• _To be done_:
Extract the listing below in full, unchanged.

• • • • • • •

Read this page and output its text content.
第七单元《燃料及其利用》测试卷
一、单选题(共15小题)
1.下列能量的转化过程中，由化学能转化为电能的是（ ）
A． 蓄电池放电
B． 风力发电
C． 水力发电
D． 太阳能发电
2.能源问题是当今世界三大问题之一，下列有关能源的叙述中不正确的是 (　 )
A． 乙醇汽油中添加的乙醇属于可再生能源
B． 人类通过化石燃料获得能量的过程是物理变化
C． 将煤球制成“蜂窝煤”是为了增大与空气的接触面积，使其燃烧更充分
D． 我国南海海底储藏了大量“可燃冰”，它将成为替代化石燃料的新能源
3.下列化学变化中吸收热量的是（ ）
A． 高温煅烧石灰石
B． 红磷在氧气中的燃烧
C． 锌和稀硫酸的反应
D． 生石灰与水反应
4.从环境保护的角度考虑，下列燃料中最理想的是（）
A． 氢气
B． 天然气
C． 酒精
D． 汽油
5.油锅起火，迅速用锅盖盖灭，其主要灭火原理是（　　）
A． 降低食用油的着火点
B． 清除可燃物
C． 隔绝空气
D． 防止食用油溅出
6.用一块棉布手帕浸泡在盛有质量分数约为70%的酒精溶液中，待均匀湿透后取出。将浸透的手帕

• • • • • • •

• _Result of the task_:
Read this page and output its text content.
第七单元《燃料及其利用》测试卷
一、单选题(共15小题)
1.下列能量的转化过程中，由化学能转化为电能的是（ ）
A． 蓄电池放电
B． 风力发电
C． 水力发电
D． 太阳能发电
2.能源问题是当今世界三大问题之一，下列有关能源的叙述中不正确的是 (　 )
A． 乙醇汽油中添加的乙醇属于可再生能源
B． 人类通过化石燃料获得能量的过程是物理变化
C． 将煤球制成“蜂窝煤”是为了增大与空气的接触面积，使其燃烧更充分
D． 我国南海海底储藏了大量“可燃冰”，它将成为替代化石燃料的新能源
3.下列化学变化中吸收热量的是（ ）
A． 高温煅烧石灰石
B． 红磷在氧气中的燃烧
C． 锌和稀硫酸的反应
D． 生石灰与水反应
4.从环境保护的角度考虑，下列燃料中最理想的是（）
A． 氢气
B． 天然气
C． 酒精
D． 汽油
5.油锅起火，迅速用锅盖盖灭，其主要灭火原理是（　　）
A． 降低食用油的着火点
B． 清除可燃物
C． 隔绝空气
D． 防止食用油溅出
6.用一块棉布手帕浸泡在盛有质量分数约为70%的酒精溶液中，待均匀湿透后取出。将浸透的手帕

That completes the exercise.